#### Task statement:
Write out the material exactly, leaving every picture behind.

#### Material for the task:
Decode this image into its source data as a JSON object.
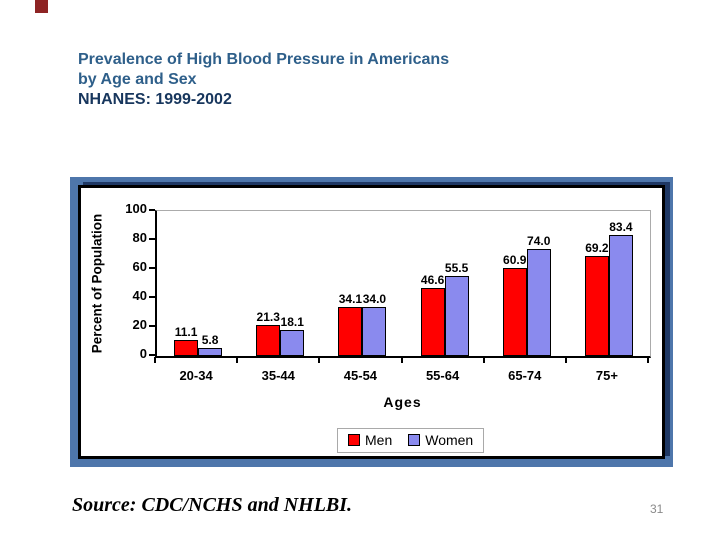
{
  "slide": {
    "title_line1": "Prevalence of High Blood Pressure in Americans",
    "title_line2": "by Age and Sex",
    "title_line3": "NHANES: 1999-2002",
    "source": "Source: CDC/NCHS and NHLBI.",
    "page_number": "31"
  },
  "colors": {
    "title_blue": "#2E5F8A",
    "title_navy": "#17365D",
    "panel_frame_blue": "#4E76AB",
    "panel_shadow_navy": "#1F3864",
    "men_red": "#FF0000",
    "women_blue": "#8A8AEE",
    "plot_border_gray": "#ABABAB",
    "page_number_gray": "#8A8A8A",
    "accent_dark_red": "#8E2424"
  },
  "chart_data": {
    "type": "bar",
    "categories": [
      "20-34",
      "35-44",
      "45-54",
      "55-64",
      "65-74",
      "75+"
    ],
    "series": [
      {
        "name": "Men",
        "color_key": "men_red",
        "values": [
          11.1,
          21.3,
          34.1,
          46.6,
          60.9,
          69.2
        ],
        "labels": [
          "11.1",
          "21.3",
          "34.1",
          "46.6",
          "60.9",
          "69.2"
        ]
      },
      {
        "name": "Women",
        "color_key": "women_blue",
        "values": [
          5.8,
          18.1,
          34.0,
          55.5,
          74.0,
          83.4
        ],
        "labels": [
          "5.8",
          "18.1",
          "34.0",
          "55.5",
          "74.0",
          "83.4"
        ]
      }
    ],
    "xlabel": "Ages",
    "ylabel": "Percent of Population",
    "ylim": [
      0,
      100
    ],
    "yticks": [
      100,
      80,
      60,
      40,
      20,
      0
    ],
    "grid": false,
    "legend_position": "bottom",
    "value_labels": true
  }
}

#### Reply to the task:
Decode this image into its source data as a JSON object.
{
  "slide": {
    "title_line1": "Prevalence of High Blood Pressure in Americans",
    "title_line2": "by Age and Sex",
    "title_line3": "NHANES: 1999-2002",
    "source": "Source: CDC/NCHS and NHLBI.",
    "page_number": "31"
  },
  "colors": {
    "title_blue": "#2E5F8A",
    "title_navy": "#17365D",
    "panel_frame_blue": "#4E76AB",
    "panel_shadow_navy": "#1F3864",
    "men_red": "#FF0000",
    "women_blue": "#8A8AEE",
    "plot_border_gray": "#ABABAB",
    "page_number_gray": "#8A8A8A",
    "accent_dark_red": "#8E2424"
  },
  "chart_data": {
    "type": "bar",
    "categories": [
      "20-34",
      "35-44",
      "45-54",
      "55-64",
      "65-74",
      "75+"
    ],
    "series": [
      {
        "name": "Men",
        "color_key": "men_red",
        "values": [
          11.1,
          21.3,
          34.1,
          46.6,
          60.9,
          69.2
        ],
        "labels": [
          "11.1",
          "21.3",
          "34.1",
          "46.6",
          "60.9",
          "69.2"
        ]
      },
      {
        "name": "Women",
        "color_key": "women_blue",
        "values": [
          5.8,
          18.1,
          34.0,
          55.5,
          74.0,
          83.4
        ],
        "labels": [
          "5.8",
          "18.1",
          "34.0",
          "55.5",
          "74.0",
          "83.4"
        ]
      }
    ],
    "xlabel": "Ages",
    "ylabel": "Percent of Population",
    "ylim": [
      0,
      100
    ],
    "yticks": [
      100,
      80,
      60,
      40,
      20,
      0
    ],
    "grid": false,
    "legend_position": "bottom",
    "value_labels": true
  }
}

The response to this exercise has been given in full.